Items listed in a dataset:
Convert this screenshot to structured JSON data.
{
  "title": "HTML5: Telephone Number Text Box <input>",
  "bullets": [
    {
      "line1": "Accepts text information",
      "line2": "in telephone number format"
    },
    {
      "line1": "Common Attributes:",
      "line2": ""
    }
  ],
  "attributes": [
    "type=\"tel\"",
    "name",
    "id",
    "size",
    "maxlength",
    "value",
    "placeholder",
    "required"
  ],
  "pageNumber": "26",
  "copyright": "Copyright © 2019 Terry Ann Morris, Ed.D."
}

...

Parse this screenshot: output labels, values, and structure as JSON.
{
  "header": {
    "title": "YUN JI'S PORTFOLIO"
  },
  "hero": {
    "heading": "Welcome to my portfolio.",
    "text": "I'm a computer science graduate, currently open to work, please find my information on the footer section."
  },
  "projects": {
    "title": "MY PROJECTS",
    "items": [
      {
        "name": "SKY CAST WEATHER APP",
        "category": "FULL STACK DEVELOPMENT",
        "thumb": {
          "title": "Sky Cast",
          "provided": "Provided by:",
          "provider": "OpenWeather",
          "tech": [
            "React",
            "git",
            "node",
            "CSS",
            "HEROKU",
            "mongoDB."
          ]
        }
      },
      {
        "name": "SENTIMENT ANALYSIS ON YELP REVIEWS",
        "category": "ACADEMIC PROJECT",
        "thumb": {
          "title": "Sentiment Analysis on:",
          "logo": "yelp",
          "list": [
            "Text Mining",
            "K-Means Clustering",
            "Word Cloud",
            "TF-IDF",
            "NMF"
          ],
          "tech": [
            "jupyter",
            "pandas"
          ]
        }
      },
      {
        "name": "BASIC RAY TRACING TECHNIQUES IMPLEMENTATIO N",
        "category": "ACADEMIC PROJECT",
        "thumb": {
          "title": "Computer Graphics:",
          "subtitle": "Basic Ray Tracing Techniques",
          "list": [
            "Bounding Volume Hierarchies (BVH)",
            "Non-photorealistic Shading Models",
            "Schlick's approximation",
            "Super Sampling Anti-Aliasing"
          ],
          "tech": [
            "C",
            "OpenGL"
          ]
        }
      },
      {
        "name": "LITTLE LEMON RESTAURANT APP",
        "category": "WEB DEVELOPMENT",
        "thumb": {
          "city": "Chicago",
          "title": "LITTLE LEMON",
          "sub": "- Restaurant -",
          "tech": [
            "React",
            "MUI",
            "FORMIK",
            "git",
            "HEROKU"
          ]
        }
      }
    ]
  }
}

---

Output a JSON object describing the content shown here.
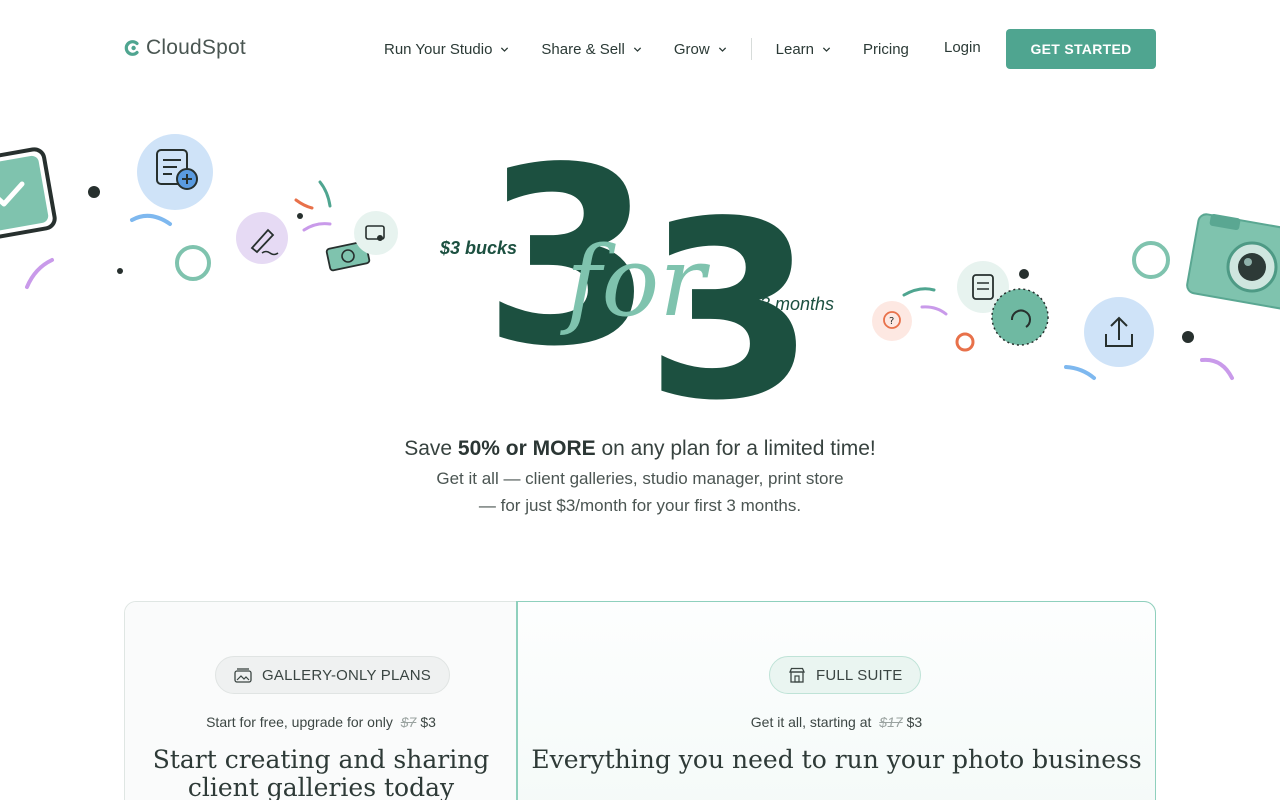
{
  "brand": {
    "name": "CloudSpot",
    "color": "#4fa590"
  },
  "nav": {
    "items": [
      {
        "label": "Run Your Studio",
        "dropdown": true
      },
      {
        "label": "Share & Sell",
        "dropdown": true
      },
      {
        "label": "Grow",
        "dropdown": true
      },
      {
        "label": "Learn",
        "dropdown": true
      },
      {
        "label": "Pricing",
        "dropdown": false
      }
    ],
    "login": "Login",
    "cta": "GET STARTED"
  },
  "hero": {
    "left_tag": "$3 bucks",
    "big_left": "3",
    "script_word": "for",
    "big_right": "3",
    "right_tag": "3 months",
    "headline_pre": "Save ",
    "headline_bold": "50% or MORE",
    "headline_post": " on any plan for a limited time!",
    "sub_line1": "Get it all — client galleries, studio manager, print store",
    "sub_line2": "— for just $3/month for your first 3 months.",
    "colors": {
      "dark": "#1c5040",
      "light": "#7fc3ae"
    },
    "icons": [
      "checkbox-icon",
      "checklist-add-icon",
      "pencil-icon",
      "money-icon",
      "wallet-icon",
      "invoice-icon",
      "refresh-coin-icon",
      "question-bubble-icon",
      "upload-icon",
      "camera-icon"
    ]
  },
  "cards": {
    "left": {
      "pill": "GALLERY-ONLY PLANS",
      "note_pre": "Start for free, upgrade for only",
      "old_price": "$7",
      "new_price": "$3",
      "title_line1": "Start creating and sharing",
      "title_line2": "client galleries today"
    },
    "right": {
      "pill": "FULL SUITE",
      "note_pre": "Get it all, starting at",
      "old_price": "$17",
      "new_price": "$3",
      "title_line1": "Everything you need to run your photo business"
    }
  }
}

> Task:
Select all lines in the listing that include the word "DEVELOPMENT".

> Finished task:
        "category": "FULL STACK DEVELOPMENT",
        "category": "WEB DEVELOPMENT",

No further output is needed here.